- [TASK GOAL]: Count how many lines in this material contain "labels". The answer is that number alone.

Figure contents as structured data
____________

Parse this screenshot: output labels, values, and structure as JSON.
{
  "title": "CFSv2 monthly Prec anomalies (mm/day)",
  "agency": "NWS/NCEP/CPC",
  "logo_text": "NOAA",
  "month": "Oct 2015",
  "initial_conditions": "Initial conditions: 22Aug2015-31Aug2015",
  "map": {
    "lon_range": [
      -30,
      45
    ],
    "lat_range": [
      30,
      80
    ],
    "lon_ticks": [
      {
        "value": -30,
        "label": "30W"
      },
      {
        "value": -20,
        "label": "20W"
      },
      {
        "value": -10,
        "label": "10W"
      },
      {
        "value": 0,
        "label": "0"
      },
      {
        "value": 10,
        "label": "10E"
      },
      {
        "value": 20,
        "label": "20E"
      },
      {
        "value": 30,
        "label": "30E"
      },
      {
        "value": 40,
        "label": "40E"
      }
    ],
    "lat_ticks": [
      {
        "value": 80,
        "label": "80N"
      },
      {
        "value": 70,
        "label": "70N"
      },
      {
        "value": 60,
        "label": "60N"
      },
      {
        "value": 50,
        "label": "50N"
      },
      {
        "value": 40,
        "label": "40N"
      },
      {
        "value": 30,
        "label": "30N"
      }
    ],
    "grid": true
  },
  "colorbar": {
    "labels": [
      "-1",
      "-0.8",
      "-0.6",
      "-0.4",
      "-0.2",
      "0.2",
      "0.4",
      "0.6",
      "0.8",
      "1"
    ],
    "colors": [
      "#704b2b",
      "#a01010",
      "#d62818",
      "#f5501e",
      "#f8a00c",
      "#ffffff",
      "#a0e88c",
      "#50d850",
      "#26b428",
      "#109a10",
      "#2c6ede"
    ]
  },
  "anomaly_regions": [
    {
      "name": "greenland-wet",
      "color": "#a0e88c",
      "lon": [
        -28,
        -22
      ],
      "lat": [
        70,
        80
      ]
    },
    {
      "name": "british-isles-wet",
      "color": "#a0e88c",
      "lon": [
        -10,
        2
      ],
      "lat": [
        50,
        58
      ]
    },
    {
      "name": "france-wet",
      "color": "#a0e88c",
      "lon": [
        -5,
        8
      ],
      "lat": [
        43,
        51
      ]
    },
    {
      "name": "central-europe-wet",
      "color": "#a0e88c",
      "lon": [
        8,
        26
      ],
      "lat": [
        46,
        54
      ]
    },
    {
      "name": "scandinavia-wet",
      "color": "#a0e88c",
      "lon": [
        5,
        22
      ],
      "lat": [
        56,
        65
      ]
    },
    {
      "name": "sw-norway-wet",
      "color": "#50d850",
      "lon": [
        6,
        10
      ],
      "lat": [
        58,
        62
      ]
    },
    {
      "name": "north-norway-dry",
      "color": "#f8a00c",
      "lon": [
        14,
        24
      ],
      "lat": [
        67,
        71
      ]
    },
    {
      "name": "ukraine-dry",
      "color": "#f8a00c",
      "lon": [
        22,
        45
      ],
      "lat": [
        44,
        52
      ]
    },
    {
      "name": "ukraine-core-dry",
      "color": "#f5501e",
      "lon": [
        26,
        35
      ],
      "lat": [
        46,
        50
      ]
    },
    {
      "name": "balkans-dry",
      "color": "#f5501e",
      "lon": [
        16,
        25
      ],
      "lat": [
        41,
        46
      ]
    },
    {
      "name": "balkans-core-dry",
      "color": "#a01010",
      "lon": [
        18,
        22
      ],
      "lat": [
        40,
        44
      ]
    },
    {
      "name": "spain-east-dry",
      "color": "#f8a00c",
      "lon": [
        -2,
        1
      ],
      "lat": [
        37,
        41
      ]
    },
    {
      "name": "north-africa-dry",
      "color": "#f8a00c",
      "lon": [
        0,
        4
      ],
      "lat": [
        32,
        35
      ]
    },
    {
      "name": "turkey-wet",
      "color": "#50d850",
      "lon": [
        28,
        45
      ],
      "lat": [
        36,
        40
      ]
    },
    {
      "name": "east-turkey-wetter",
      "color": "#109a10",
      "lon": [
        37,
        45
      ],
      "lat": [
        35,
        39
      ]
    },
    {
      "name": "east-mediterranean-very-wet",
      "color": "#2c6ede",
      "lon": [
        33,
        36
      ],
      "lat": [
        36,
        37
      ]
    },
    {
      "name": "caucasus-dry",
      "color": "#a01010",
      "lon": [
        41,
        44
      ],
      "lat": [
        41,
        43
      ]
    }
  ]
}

____________

- [COMPLETE RESPONSE]: 2